- [MATERIAL PROVIDED]:
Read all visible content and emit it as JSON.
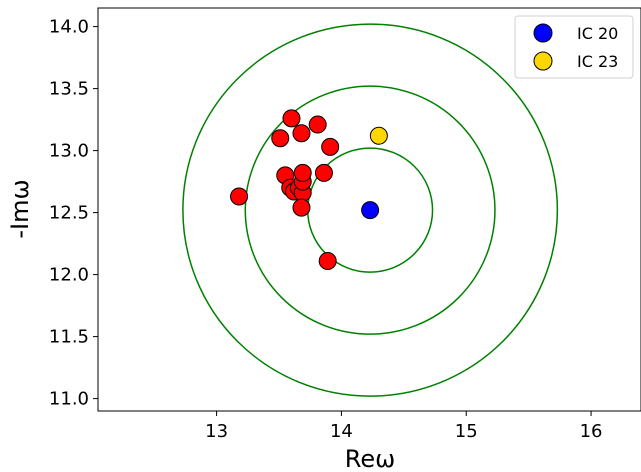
{
  "chart_data": {
    "type": "scatter",
    "title": "",
    "xlabel": "Reω",
    "ylabel": "-Imω",
    "xlim": [
      12.05,
      16.4
    ],
    "ylim": [
      10.9,
      14.15
    ],
    "xticks": [
      13,
      14,
      15,
      16
    ],
    "yticks": [
      11.0,
      11.5,
      12.0,
      12.5,
      13.0,
      13.5,
      14.0
    ],
    "xtick_labels": [
      "13",
      "14",
      "15",
      "16"
    ],
    "ytick_labels": [
      "11.0",
      "11.5",
      "12.0",
      "12.5",
      "13.0",
      "13.5",
      "14.0"
    ],
    "grid": false,
    "legend_position": "top-right",
    "circles": {
      "center": [
        14.23,
        12.52
      ],
      "radii": [
        0.5,
        1.0,
        1.5
      ],
      "color": "#008000"
    },
    "series": [
      {
        "name": "",
        "color": "#ff0000",
        "points": [
          [
            13.18,
            12.63
          ],
          [
            13.51,
            13.1
          ],
          [
            13.6,
            13.26
          ],
          [
            13.68,
            13.14
          ],
          [
            13.81,
            13.21
          ],
          [
            13.91,
            13.03
          ],
          [
            13.55,
            12.8
          ],
          [
            13.59,
            12.7
          ],
          [
            13.62,
            12.67
          ],
          [
            13.66,
            12.7
          ],
          [
            13.69,
            12.66
          ],
          [
            13.69,
            12.75
          ],
          [
            13.69,
            12.82
          ],
          [
            13.68,
            12.54
          ],
          [
            13.86,
            12.82
          ],
          [
            13.89,
            12.11
          ]
        ]
      },
      {
        "name": "IC 20",
        "color": "#0000ff",
        "points": [
          [
            14.23,
            12.52
          ]
        ]
      },
      {
        "name": "IC 23",
        "color": "#ffd700",
        "points": [
          [
            14.3,
            13.12
          ]
        ]
      }
    ]
  }
}
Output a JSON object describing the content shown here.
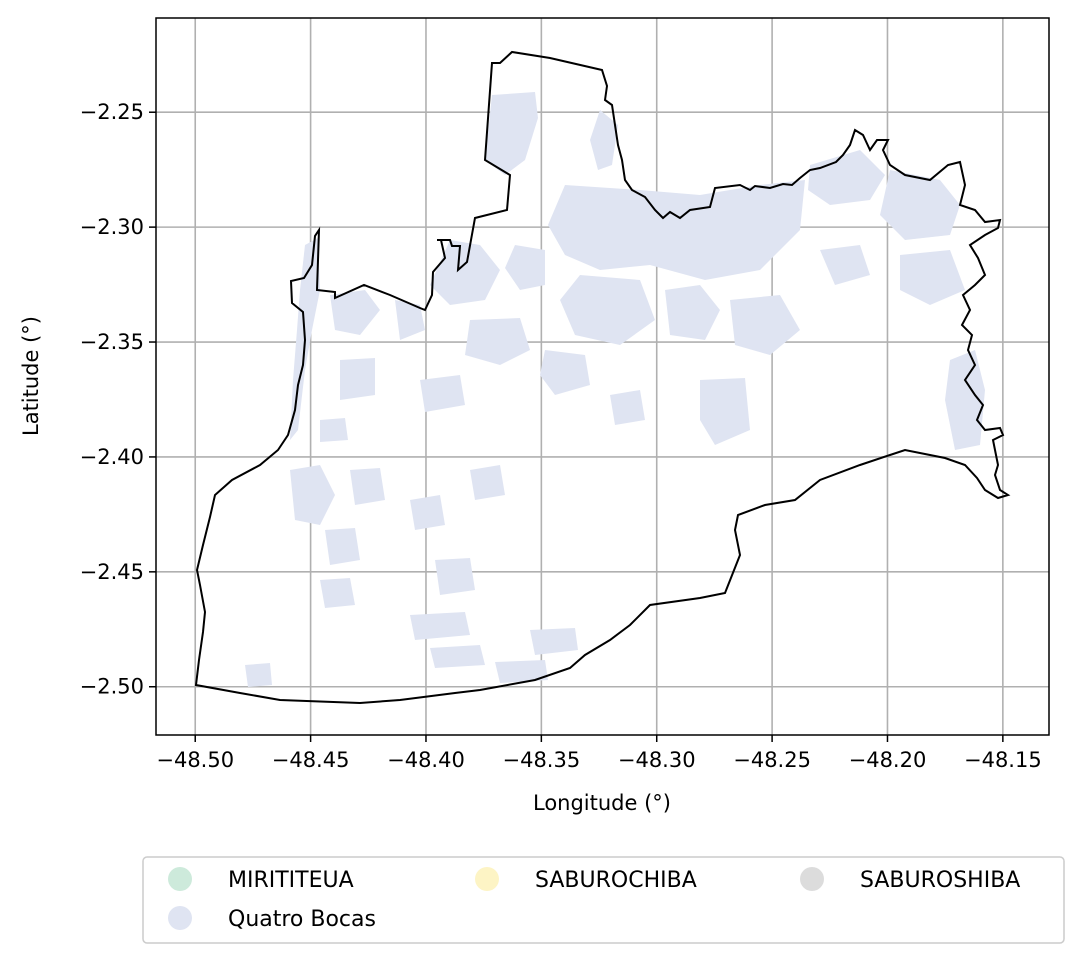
{
  "map": {
    "xlabel": "Longitude (°)",
    "ylabel": "Latitude (°)",
    "xlim": [
      -48.517,
      -48.13
    ],
    "ylim": [
      -2.521,
      -2.209
    ],
    "x_ticks": [
      -48.5,
      -48.45,
      -48.4,
      -48.35,
      -48.3,
      -48.25,
      -48.2,
      -48.15
    ],
    "x_tick_labels": [
      "−48.50",
      "−48.45",
      "−48.40",
      "−48.35",
      "−48.30",
      "−48.25",
      "−48.20",
      "−48.15"
    ],
    "y_ticks": [
      -2.25,
      -2.3,
      -2.35,
      -2.4,
      -2.45,
      -2.5
    ],
    "y_tick_labels": [
      "−2.25",
      "−2.30",
      "−2.35",
      "−2.40",
      "−2.45",
      "−2.50"
    ],
    "grid": true,
    "boundary_color": "#000000",
    "fill_color": "#dfe4f2"
  },
  "legend": {
    "placement": "below",
    "entries": [
      {
        "label": "MIRITITEUA",
        "color": "#cdeadb"
      },
      {
        "label": "SABUROCHIBA",
        "color": "#fdf4c5"
      },
      {
        "label": "SABUROSHIBA",
        "color": "#dcdcdc"
      },
      {
        "label": "Quatro Bocas",
        "color": "#dfe4f2"
      }
    ]
  }
}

- [EXERCISE BRIEF]: Quote each entry above verbatim and drop the pictures.

- [EXERCISE ANSWER]:
Read all visible content and emit it as JSON.
{
  "chart_data": {
    "type": "scatter",
    "title": "",
    "xlabel": "Reω",
    "ylabel": "-Imω",
    "xlim": [
      12.05,
      16.4
    ],
    "ylim": [
      10.9,
      14.15
    ],
    "xticks": [
      13,
      14,
      15,
      16
    ],
    "yticks": [
      11.0,
      11.5,
      12.0,
      12.5,
      13.0,
      13.5,
      14.0
    ],
    "xtick_labels": [
      "13",
      "14",
      "15",
      "16"
    ],
    "ytick_labels": [
      "11.0",
      "11.5",
      "12.0",
      "12.5",
      "13.0",
      "13.5",
      "14.0"
    ],
    "grid": false,
    "legend_position": "top-right",
    "circles": {
      "center": [
        14.23,
        12.52
      ],
      "radii": [
        0.5,
        1.0,
        1.5
      ],
      "color": "#008000"
    },
    "series": [
      {
        "name": "",
        "color": "#ff0000",
        "points": [
          [
            13.18,
            12.63
          ],
          [
            13.51,
            13.1
          ],
          [
            13.6,
            13.26
          ],
          [
            13.68,
            13.14
          ],
          [
            13.81,
            13.21
          ],
          [
            13.91,
            13.03
          ],
          [
            13.55,
            12.8
          ],
          [
            13.59,
            12.7
          ],
          [
            13.62,
            12.67
          ],
          [
            13.66,
            12.7
          ],
          [
            13.69,
            12.66
          ],
          [
            13.69,
            12.75
          ],
          [
            13.69,
            12.82
          ],
          [
            13.68,
            12.54
          ],
          [
            13.86,
            12.82
          ],
          [
            13.89,
            12.11
          ]
        ]
      },
      {
        "name": "IC 20",
        "color": "#0000ff",
        "points": [
          [
            14.23,
            12.52
          ]
        ]
      },
      {
        "name": "IC 23",
        "color": "#ffd700",
        "points": [
          [
            14.3,
            13.12
          ]
        ]
      }
    ]
  }
}
Output a JSON object describing the content shown here.
{
  "map": {
    "xlabel": "Longitude (°)",
    "ylabel": "Latitude (°)",
    "xlim": [
      -48.517,
      -48.13
    ],
    "ylim": [
      -2.521,
      -2.209
    ],
    "x_ticks": [
      -48.5,
      -48.45,
      -48.4,
      -48.35,
      -48.3,
      -48.25,
      -48.2,
      -48.15
    ],
    "x_tick_labels": [
      "−48.50",
      "−48.45",
      "−48.40",
      "−48.35",
      "−48.30",
      "−48.25",
      "−48.20",
      "−48.15"
    ],
    "y_ticks": [
      -2.25,
      -2.3,
      -2.35,
      -2.4,
      -2.45,
      -2.5
    ],
    "y_tick_labels": [
      "−2.25",
      "−2.30",
      "−2.35",
      "−2.40",
      "−2.45",
      "−2.50"
    ],
    "grid": true,
    "boundary_color": "#000000",
    "fill_color": "#dfe4f2"
  },
  "legend": {
    "placement": "below",
    "entries": [
      {
        "label": "MIRITITEUA",
        "color": "#cdeadb"
      },
      {
        "label": "SABUROCHIBA",
        "color": "#fdf4c5"
      },
      {
        "label": "SABUROSHIBA",
        "color": "#dcdcdc"
      },
      {
        "label": "Quatro Bocas",
        "color": "#dfe4f2"
      }
    ]
  }
}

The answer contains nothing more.